▸ The request
Repeat every line of the data exactly, but not the pictures.

▸ Data for this task
******

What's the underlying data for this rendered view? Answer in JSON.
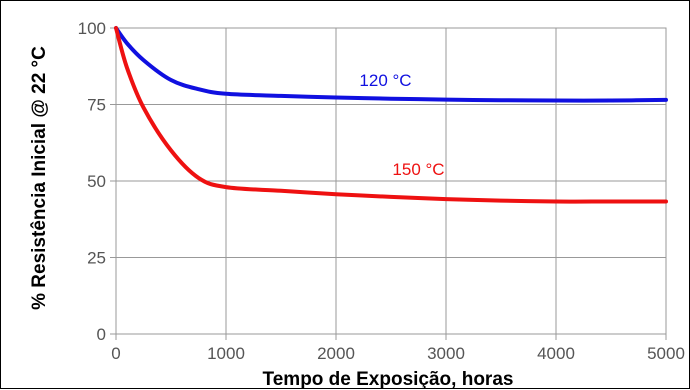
{
  "chart_data": {
    "type": "line",
    "xlabel": "Tempo de Exposição, horas",
    "ylabel": "% Resistência Inicial @ 22 °C",
    "xlim": [
      0,
      5000
    ],
    "ylim": [
      0,
      100
    ],
    "x_ticks": [
      "0",
      "1000",
      "2000",
      "3000",
      "4000",
      "5000"
    ],
    "y_ticks": [
      "0",
      "25",
      "50",
      "75",
      "100"
    ],
    "grid": true,
    "series": [
      {
        "name": "120 °C",
        "color": "#1010e0",
        "x": [
          0,
          100,
          250,
          500,
          750,
          1000,
          1500,
          2000,
          2500,
          3000,
          3500,
          4000,
          4500,
          5000
        ],
        "y": [
          100,
          95,
          89.5,
          83,
          80,
          78.5,
          77.8,
          77.3,
          76.9,
          76.6,
          76.4,
          76.3,
          76.3,
          76.5
        ]
      },
      {
        "name": "150 °C",
        "color": "#ee1111",
        "x": [
          0,
          100,
          250,
          500,
          750,
          1000,
          1500,
          2000,
          2500,
          3000,
          3500,
          4000,
          4500,
          5000
        ],
        "y": [
          100,
          87,
          74,
          60,
          51,
          48,
          46.8,
          45.7,
          44.8,
          44.1,
          43.6,
          43.3,
          43.3,
          43.3
        ]
      }
    ]
  }
}
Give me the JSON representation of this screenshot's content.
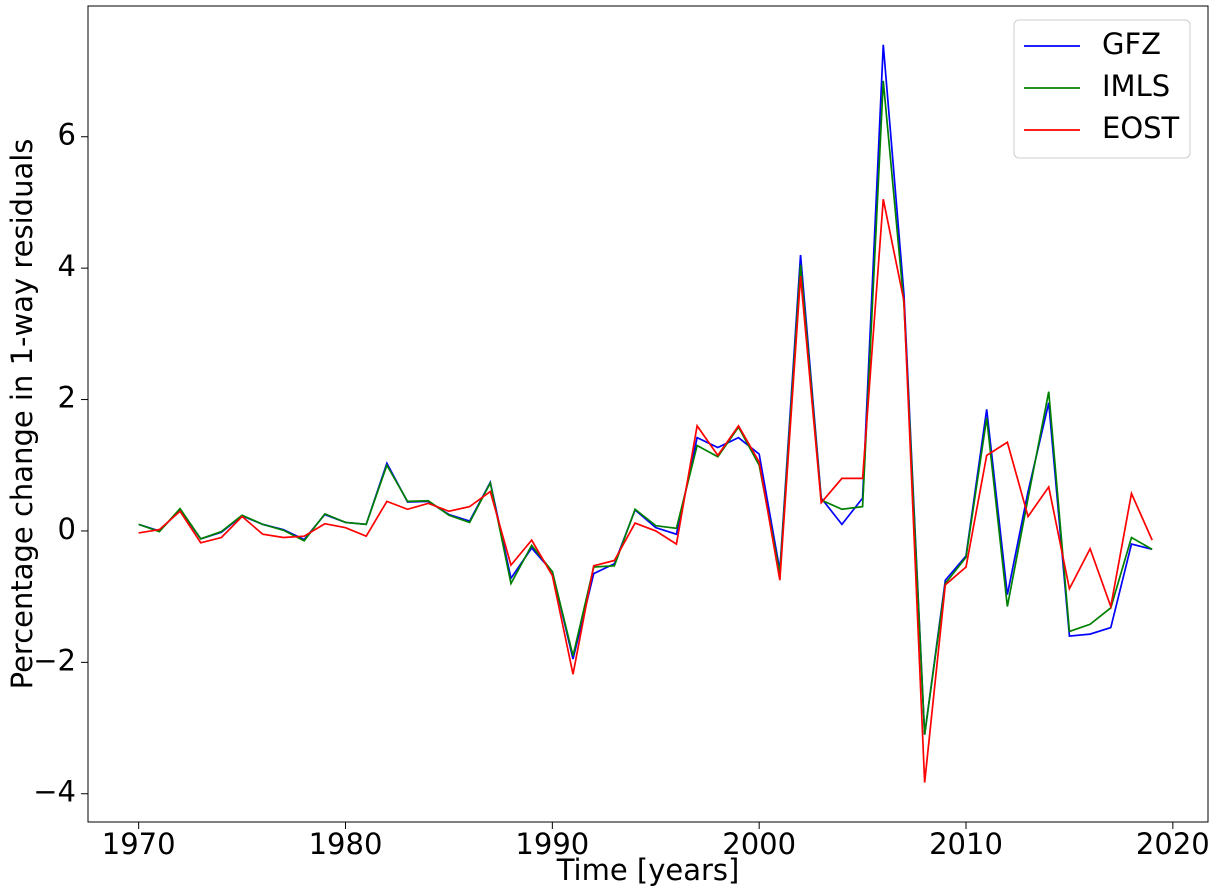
{
  "chart_data": {
    "type": "line",
    "xlabel": "Time [years]",
    "ylabel": "Percentage change in 1-way residuals",
    "x": [
      1970,
      1971,
      1972,
      1973,
      1974,
      1975,
      1976,
      1977,
      1978,
      1979,
      1980,
      1981,
      1982,
      1983,
      1984,
      1985,
      1986,
      1987,
      1988,
      1989,
      1990,
      1991,
      1992,
      1993,
      1994,
      1995,
      1996,
      1997,
      1998,
      1999,
      2000,
      2001,
      2002,
      2003,
      2004,
      2005,
      2006,
      2007,
      2008,
      2009,
      2010,
      2011,
      2012,
      2013,
      2014,
      2015,
      2016,
      2017,
      2018,
      2019
    ],
    "series": [
      {
        "name": "GFZ",
        "color": "#0000ff",
        "values": [
          0.1,
          0.0,
          0.32,
          -0.12,
          -0.02,
          0.23,
          0.1,
          0.02,
          -0.13,
          0.25,
          0.13,
          0.1,
          1.03,
          0.44,
          0.45,
          0.25,
          0.15,
          0.74,
          -0.72,
          -0.26,
          -0.62,
          -1.95,
          -0.65,
          -0.5,
          0.32,
          0.05,
          -0.05,
          1.42,
          1.27,
          1.42,
          1.17,
          -0.6,
          4.2,
          0.5,
          0.1,
          0.5,
          7.4,
          3.6,
          -3.1,
          -0.75,
          -0.38,
          1.85,
          -0.97,
          0.6,
          1.95,
          -1.6,
          -1.57,
          -1.47,
          -0.2,
          -0.28
        ]
      },
      {
        "name": "IMLS",
        "color": "#008000",
        "values": [
          0.1,
          -0.01,
          0.34,
          -0.12,
          -0.01,
          0.24,
          0.1,
          0.01,
          -0.15,
          0.26,
          0.13,
          0.1,
          1.0,
          0.45,
          0.46,
          0.24,
          0.13,
          0.73,
          -0.8,
          -0.22,
          -0.62,
          -1.9,
          -0.55,
          -0.53,
          0.33,
          0.08,
          0.04,
          1.3,
          1.13,
          1.58,
          1.0,
          -0.65,
          4.05,
          0.47,
          0.33,
          0.37,
          6.85,
          3.45,
          -3.1,
          -0.8,
          -0.4,
          1.72,
          -1.15,
          0.5,
          2.12,
          -1.53,
          -1.42,
          -1.17,
          -0.1,
          -0.28
        ]
      },
      {
        "name": "EOST",
        "color": "#ff0000",
        "values": [
          -0.03,
          0.02,
          0.3,
          -0.18,
          -0.1,
          0.22,
          -0.05,
          -0.1,
          -0.08,
          0.11,
          0.05,
          -0.08,
          0.45,
          0.33,
          0.42,
          0.3,
          0.37,
          0.6,
          -0.52,
          -0.14,
          -0.68,
          -2.18,
          -0.53,
          -0.45,
          0.12,
          0.0,
          -0.2,
          1.6,
          1.15,
          1.6,
          1.05,
          -0.75,
          3.88,
          0.43,
          0.8,
          0.8,
          5.05,
          3.5,
          -3.83,
          -0.82,
          -0.55,
          1.15,
          1.35,
          0.22,
          0.67,
          -0.88,
          -0.27,
          -1.15,
          0.57,
          -0.14
        ]
      }
    ],
    "xlim": [
      1967.55,
      2021.7
    ],
    "xticks": [
      1970,
      1980,
      1990,
      2000,
      2010,
      2020
    ],
    "ylim": [
      -4.43,
      7.99
    ],
    "yticks": [
      {
        "value": -4,
        "label": "−4"
      },
      {
        "value": -2,
        "label": "−2"
      },
      0,
      2,
      4,
      6
    ],
    "legend": "upper right",
    "grid": false
  }
}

******

▸ Written answer
What's the underlying data for this rendered view? Answer in JSON.
{
  "chart_data": {
    "type": "line",
    "xlabel": "Tempo de Exposição, horas",
    "ylabel": "% Resistência Inicial @ 22 °C",
    "xlim": [
      0,
      5000
    ],
    "ylim": [
      0,
      100
    ],
    "x_ticks": [
      "0",
      "1000",
      "2000",
      "3000",
      "4000",
      "5000"
    ],
    "y_ticks": [
      "0",
      "25",
      "50",
      "75",
      "100"
    ],
    "grid": true,
    "series": [
      {
        "name": "120 °C",
        "color": "#1010e0",
        "x": [
          0,
          100,
          250,
          500,
          750,
          1000,
          1500,
          2000,
          2500,
          3000,
          3500,
          4000,
          4500,
          5000
        ],
        "y": [
          100,
          95,
          89.5,
          83,
          80,
          78.5,
          77.8,
          77.3,
          76.9,
          76.6,
          76.4,
          76.3,
          76.3,
          76.5
        ]
      },
      {
        "name": "150 °C",
        "color": "#ee1111",
        "x": [
          0,
          100,
          250,
          500,
          750,
          1000,
          1500,
          2000,
          2500,
          3000,
          3500,
          4000,
          4500,
          5000
        ],
        "y": [
          100,
          87,
          74,
          60,
          51,
          48,
          46.8,
          45.7,
          44.8,
          44.1,
          43.6,
          43.3,
          43.3,
          43.3
        ]
      }
    ]
  }
}
Give me the JSON representation of this screenshot's content.
{
  "chart_data": {
    "type": "line",
    "xlabel": "Time [years]",
    "ylabel": "Percentage change in 1-way residuals",
    "x": [
      1970,
      1971,
      1972,
      1973,
      1974,
      1975,
      1976,
      1977,
      1978,
      1979,
      1980,
      1981,
      1982,
      1983,
      1984,
      1985,
      1986,
      1987,
      1988,
      1989,
      1990,
      1991,
      1992,
      1993,
      1994,
      1995,
      1996,
      1997,
      1998,
      1999,
      2000,
      2001,
      2002,
      2003,
      2004,
      2005,
      2006,
      2007,
      2008,
      2009,
      2010,
      2011,
      2012,
      2013,
      2014,
      2015,
      2016,
      2017,
      2018,
      2019
    ],
    "series": [
      {
        "name": "GFZ",
        "color": "#0000ff",
        "values": [
          0.1,
          0.0,
          0.32,
          -0.12,
          -0.02,
          0.23,
          0.1,
          0.02,
          -0.13,
          0.25,
          0.13,
          0.1,
          1.03,
          0.44,
          0.45,
          0.25,
          0.15,
          0.74,
          -0.72,
          -0.26,
          -0.62,
          -1.95,
          -0.65,
          -0.5,
          0.32,
          0.05,
          -0.05,
          1.42,
          1.27,
          1.42,
          1.17,
          -0.6,
          4.2,
          0.5,
          0.1,
          0.5,
          7.4,
          3.6,
          -3.1,
          -0.75,
          -0.38,
          1.85,
          -0.97,
          0.6,
          1.95,
          -1.6,
          -1.57,
          -1.47,
          -0.2,
          -0.28
        ]
      },
      {
        "name": "IMLS",
        "color": "#008000",
        "values": [
          0.1,
          -0.01,
          0.34,
          -0.12,
          -0.01,
          0.24,
          0.1,
          0.01,
          -0.15,
          0.26,
          0.13,
          0.1,
          1.0,
          0.45,
          0.46,
          0.24,
          0.13,
          0.73,
          -0.8,
          -0.22,
          -0.62,
          -1.9,
          -0.55,
          -0.53,
          0.33,
          0.08,
          0.04,
          1.3,
          1.13,
          1.58,
          1.0,
          -0.65,
          4.05,
          0.47,
          0.33,
          0.37,
          6.85,
          3.45,
          -3.1,
          -0.8,
          -0.4,
          1.72,
          -1.15,
          0.5,
          2.12,
          -1.53,
          -1.42,
          -1.17,
          -0.1,
          -0.28
        ]
      },
      {
        "name": "EOST",
        "color": "#ff0000",
        "values": [
          -0.03,
          0.02,
          0.3,
          -0.18,
          -0.1,
          0.22,
          -0.05,
          -0.1,
          -0.08,
          0.11,
          0.05,
          -0.08,
          0.45,
          0.33,
          0.42,
          0.3,
          0.37,
          0.6,
          -0.52,
          -0.14,
          -0.68,
          -2.18,
          -0.53,
          -0.45,
          0.12,
          0.0,
          -0.2,
          1.6,
          1.15,
          1.6,
          1.05,
          -0.75,
          3.88,
          0.43,
          0.8,
          0.8,
          5.05,
          3.5,
          -3.83,
          -0.82,
          -0.55,
          1.15,
          1.35,
          0.22,
          0.67,
          -0.88,
          -0.27,
          -1.15,
          0.57,
          -0.14
        ]
      }
    ],
    "xlim": [
      1967.55,
      2021.7
    ],
    "xticks": [
      1970,
      1980,
      1990,
      2000,
      2010,
      2020
    ],
    "ylim": [
      -4.43,
      7.99
    ],
    "yticks": [
      {
        "value": -4,
        "label": "−4"
      },
      {
        "value": -2,
        "label": "−2"
      },
      0,
      2,
      4,
      6
    ],
    "legend": "upper right",
    "grid": false
  }
}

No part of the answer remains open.